## Prompt
Below is some material; transcribe all of it exactly.

## Dataset content
┄┄┄┄┄┄

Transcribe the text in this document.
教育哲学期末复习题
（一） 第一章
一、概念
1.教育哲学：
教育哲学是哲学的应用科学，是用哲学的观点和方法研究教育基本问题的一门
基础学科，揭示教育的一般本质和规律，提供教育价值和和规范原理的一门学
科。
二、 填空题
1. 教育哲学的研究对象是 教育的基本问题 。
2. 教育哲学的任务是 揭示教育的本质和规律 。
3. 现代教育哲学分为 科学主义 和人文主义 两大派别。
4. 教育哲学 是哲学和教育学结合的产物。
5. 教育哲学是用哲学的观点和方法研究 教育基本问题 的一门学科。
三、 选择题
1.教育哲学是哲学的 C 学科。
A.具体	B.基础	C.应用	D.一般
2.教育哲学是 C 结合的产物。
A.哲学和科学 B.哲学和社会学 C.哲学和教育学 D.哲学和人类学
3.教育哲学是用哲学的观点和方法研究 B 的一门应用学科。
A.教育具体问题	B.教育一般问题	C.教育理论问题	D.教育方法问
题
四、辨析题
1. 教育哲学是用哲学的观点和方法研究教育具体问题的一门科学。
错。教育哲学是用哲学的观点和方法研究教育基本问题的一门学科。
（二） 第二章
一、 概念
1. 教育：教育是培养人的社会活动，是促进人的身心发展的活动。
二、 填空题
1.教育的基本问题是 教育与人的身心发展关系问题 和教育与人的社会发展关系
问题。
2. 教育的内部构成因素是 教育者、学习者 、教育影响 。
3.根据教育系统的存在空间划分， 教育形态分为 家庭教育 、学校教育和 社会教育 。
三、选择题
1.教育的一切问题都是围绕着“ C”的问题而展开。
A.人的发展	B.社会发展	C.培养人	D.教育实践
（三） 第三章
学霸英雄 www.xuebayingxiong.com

┄┄┄┄┄┄

## Answer in full
Transcribe the text in this document.
教育哲学期末复习题
（一） 第一章
一、概念
1.教育哲学：
教育哲学是哲学的应用科学，是用哲学的观点和方法研究教育基本问题的一门
基础学科，揭示教育的一般本质和规律，提供教育价值和和规范原理的一门学
科。
二、 填空题
1. 教育哲学的研究对象是 教育的基本问题 。
2. 教育哲学的任务是 揭示教育的本质和规律 。
3. 现代教育哲学分为 科学主义 和人文主义 两大派别。
4. 教育哲学 是哲学和教育学结合的产物。
5. 教育哲学是用哲学的观点和方法研究 教育基本问题 的一门学科。
三、 选择题
1.教育哲学是哲学的 C 学科。
A.具体	B.基础	C.应用	D.一般
2.教育哲学是 C 结合的产物。
A.哲学和科学 B.哲学和社会学 C.哲学和教育学 D.哲学和人类学
3.教育哲学是用哲学的观点和方法研究 B 的一门应用学科。
A.教育具体问题	B.教育一般问题	C.教育理论问题	D.教育方法问
题
四、辨析题
1. 教育哲学是用哲学的观点和方法研究教育具体问题的一门科学。
错。教育哲学是用哲学的观点和方法研究教育基本问题的一门学科。
（二） 第二章
一、 概念
1. 教育：教育是培养人的社会活动，是促进人的身心发展的活动。
二、 填空题
1.教育的基本问题是 教育与人的身心发展关系问题 和教育与人的社会发展关系
问题。
2. 教育的内部构成因素是 教育者、学习者 、教育影响 。
3.根据教育系统的存在空间划分， 教育形态分为 家庭教育 、学校教育和 社会教育 。
三、选择题
1.教育的一切问题都是围绕着“ C”的问题而展开。
A.人的发展	B.社会发展	C.培养人	D.教育实践
（三） 第三章
学霸英雄 www.xuebayingxiong.com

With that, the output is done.